Exercise: Find all lines in the listing that include the word "JSON", then copy them.

───── Listed entries ─────

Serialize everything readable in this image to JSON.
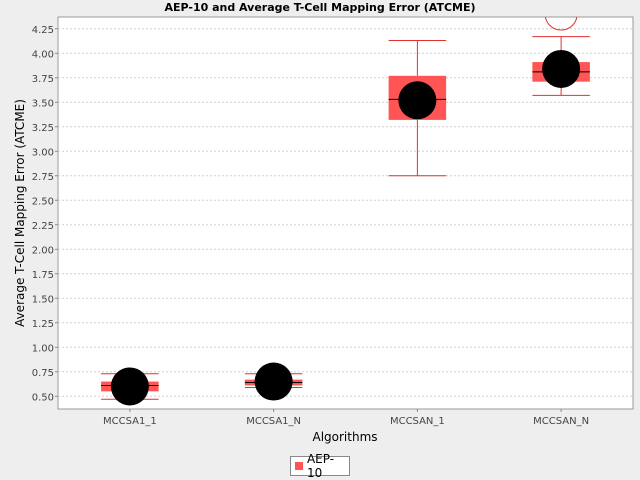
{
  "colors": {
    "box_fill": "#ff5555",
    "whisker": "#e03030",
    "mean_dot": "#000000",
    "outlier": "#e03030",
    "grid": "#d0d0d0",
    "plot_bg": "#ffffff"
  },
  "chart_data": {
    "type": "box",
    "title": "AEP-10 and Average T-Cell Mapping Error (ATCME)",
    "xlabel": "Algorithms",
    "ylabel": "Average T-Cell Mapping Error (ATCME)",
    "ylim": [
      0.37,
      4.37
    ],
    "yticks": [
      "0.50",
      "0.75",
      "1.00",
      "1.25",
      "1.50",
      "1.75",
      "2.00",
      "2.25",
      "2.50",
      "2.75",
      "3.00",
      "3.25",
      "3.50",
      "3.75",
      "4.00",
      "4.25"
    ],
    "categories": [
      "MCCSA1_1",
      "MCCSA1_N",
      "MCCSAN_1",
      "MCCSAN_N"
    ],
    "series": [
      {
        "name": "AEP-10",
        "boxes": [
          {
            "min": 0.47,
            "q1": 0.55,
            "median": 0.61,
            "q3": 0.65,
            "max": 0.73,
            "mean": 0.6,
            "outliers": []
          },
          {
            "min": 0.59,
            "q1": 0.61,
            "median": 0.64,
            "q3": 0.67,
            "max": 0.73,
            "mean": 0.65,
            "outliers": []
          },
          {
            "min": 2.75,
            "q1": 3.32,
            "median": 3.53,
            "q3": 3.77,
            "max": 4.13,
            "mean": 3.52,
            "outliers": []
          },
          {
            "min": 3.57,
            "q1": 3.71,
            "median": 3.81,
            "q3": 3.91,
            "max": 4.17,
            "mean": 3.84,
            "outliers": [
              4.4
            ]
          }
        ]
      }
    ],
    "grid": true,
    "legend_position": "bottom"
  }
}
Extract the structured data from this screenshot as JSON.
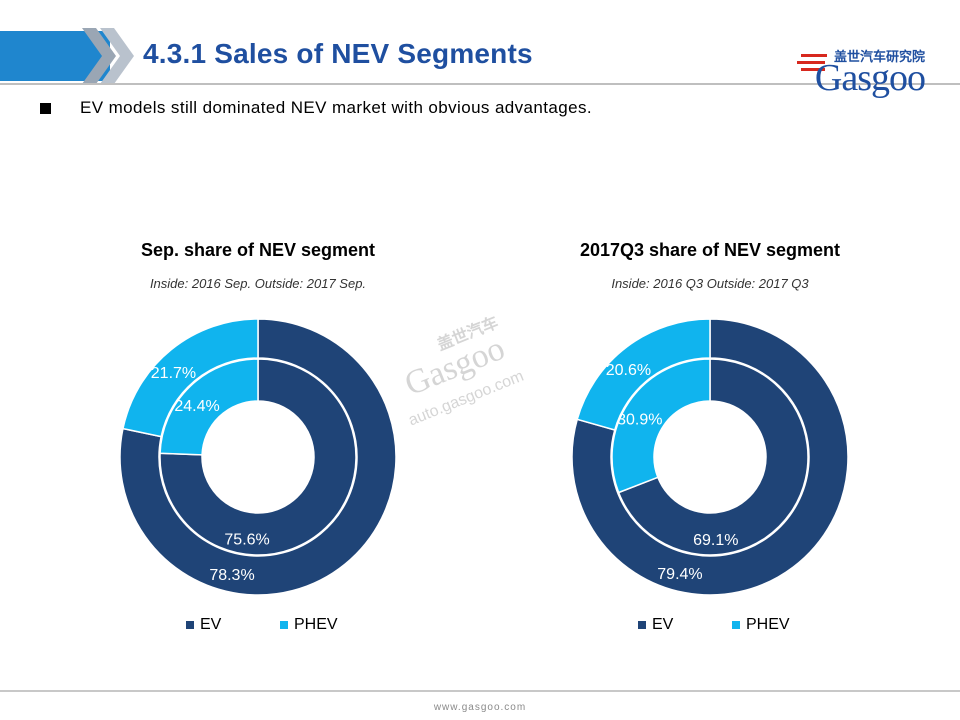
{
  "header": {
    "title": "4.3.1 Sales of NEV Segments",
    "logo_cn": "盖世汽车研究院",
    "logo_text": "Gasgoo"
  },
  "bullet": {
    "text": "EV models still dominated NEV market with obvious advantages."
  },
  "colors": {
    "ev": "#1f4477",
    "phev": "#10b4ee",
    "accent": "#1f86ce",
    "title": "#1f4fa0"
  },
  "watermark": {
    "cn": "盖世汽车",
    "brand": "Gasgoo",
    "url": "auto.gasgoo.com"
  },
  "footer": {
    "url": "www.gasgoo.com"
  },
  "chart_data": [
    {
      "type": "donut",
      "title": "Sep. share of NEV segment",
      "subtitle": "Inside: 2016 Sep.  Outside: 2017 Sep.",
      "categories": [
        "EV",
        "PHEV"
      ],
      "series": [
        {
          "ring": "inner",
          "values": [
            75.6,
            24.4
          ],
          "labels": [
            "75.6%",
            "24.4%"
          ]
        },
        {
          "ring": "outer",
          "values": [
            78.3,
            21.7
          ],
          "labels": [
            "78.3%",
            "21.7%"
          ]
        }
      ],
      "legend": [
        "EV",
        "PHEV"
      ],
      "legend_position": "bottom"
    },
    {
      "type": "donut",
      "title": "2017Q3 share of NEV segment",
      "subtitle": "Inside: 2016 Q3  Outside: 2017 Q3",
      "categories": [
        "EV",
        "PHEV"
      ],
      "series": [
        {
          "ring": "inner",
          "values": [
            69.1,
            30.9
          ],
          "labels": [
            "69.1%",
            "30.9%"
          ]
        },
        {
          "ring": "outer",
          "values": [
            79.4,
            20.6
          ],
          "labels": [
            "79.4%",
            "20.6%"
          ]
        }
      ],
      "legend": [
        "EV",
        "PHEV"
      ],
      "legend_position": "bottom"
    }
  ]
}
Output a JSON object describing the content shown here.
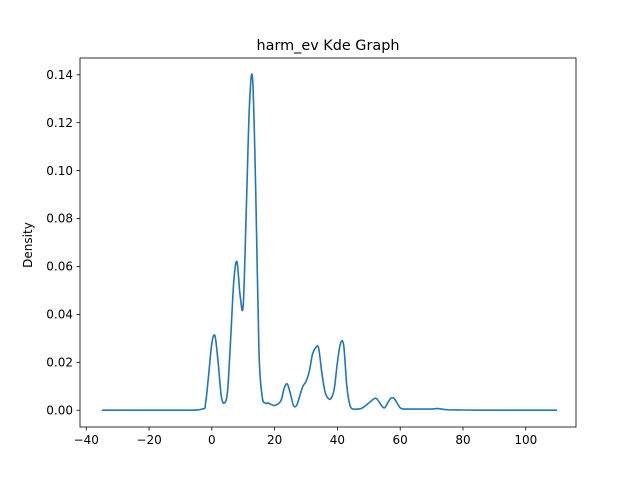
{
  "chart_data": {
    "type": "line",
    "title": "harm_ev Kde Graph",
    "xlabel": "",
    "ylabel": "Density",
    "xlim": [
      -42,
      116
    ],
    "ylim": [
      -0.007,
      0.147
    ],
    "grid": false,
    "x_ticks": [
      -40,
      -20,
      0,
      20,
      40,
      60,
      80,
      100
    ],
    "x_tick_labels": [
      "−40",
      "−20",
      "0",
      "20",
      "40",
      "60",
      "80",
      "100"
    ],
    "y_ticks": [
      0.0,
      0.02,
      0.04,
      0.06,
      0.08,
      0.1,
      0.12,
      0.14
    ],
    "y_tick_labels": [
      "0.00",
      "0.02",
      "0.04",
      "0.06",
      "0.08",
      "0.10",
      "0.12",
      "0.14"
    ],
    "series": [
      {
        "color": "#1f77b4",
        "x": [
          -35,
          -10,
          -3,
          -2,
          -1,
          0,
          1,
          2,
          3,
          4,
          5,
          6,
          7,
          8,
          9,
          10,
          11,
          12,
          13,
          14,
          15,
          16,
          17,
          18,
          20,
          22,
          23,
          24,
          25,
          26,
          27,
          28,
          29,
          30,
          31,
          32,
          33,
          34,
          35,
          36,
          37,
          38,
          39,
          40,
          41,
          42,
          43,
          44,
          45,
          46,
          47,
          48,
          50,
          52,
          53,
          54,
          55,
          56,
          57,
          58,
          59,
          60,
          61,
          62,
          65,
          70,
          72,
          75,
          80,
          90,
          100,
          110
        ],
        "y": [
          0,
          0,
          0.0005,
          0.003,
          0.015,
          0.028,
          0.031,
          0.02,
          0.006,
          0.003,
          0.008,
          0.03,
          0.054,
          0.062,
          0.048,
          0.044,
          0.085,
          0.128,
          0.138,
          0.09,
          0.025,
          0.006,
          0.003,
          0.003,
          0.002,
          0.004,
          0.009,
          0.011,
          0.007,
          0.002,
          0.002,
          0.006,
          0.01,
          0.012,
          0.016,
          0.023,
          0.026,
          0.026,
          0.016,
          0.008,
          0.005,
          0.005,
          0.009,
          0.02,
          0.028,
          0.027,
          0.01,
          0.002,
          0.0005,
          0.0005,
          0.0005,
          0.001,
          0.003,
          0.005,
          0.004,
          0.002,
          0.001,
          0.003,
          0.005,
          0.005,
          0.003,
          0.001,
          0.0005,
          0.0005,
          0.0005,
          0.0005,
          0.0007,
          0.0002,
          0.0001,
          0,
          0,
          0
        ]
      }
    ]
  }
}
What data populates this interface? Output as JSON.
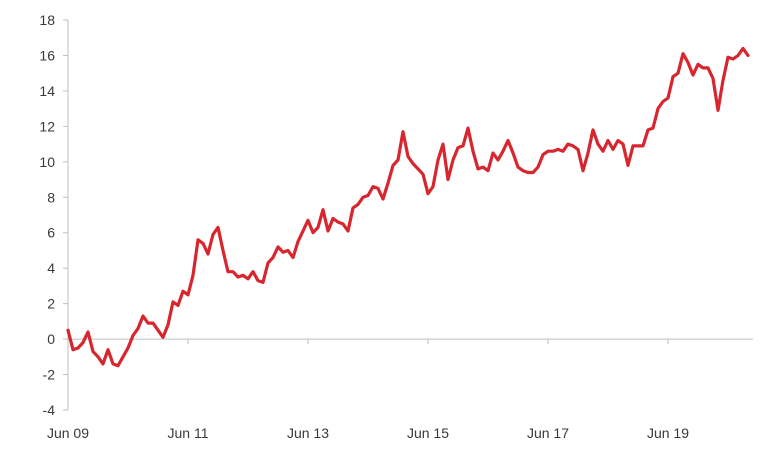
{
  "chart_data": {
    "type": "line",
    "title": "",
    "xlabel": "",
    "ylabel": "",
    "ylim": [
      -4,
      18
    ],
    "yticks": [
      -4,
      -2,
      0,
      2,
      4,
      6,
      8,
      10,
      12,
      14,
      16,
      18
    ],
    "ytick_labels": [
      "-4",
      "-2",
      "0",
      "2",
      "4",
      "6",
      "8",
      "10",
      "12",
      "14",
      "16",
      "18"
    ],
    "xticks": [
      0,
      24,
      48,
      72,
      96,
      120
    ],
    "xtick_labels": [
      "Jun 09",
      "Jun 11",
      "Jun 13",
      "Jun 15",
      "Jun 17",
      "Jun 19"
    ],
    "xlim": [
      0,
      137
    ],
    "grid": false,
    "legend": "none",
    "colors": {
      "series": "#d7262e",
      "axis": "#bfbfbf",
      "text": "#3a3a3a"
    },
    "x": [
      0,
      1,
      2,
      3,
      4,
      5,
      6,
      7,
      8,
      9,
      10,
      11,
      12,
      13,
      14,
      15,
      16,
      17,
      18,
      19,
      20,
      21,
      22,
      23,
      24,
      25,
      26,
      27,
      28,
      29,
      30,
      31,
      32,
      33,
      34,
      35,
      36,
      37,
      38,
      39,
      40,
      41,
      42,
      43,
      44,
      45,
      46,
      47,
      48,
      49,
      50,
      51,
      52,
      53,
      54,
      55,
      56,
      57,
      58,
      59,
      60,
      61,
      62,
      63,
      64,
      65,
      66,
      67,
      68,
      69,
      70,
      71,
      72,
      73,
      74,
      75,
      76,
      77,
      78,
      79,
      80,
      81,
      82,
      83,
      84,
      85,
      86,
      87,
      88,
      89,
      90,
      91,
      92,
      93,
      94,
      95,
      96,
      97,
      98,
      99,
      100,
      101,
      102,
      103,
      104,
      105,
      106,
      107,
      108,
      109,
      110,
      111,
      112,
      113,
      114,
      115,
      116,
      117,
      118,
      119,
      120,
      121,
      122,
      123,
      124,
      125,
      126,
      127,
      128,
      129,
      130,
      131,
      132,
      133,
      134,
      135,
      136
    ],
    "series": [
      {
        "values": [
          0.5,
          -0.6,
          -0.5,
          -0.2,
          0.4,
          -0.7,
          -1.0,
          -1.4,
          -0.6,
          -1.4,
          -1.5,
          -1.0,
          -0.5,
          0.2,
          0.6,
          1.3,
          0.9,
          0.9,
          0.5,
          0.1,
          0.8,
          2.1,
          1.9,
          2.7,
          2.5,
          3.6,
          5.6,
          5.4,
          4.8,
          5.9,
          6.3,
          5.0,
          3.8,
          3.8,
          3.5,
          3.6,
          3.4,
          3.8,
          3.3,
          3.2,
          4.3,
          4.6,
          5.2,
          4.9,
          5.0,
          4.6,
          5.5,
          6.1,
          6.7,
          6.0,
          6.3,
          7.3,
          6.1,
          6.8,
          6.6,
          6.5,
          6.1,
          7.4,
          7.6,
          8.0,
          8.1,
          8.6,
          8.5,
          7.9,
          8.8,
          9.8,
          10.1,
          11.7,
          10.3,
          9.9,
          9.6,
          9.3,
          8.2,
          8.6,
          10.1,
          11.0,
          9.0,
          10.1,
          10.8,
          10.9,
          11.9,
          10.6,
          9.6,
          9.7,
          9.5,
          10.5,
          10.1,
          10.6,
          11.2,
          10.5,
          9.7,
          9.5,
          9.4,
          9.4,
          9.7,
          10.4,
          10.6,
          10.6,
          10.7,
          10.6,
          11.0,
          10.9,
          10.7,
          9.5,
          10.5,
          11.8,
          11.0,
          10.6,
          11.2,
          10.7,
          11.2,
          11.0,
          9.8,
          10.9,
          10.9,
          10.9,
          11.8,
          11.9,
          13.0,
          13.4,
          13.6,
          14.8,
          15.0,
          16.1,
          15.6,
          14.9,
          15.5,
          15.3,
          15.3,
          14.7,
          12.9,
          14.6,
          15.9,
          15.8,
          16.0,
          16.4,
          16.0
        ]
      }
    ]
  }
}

─────

Correct response:
Serialize everything readable in this image to JSON.
Extract the structured data from this screenshot as JSON.
Output a JSON object describing the content shown here.
What data populates this interface? Output as JSON.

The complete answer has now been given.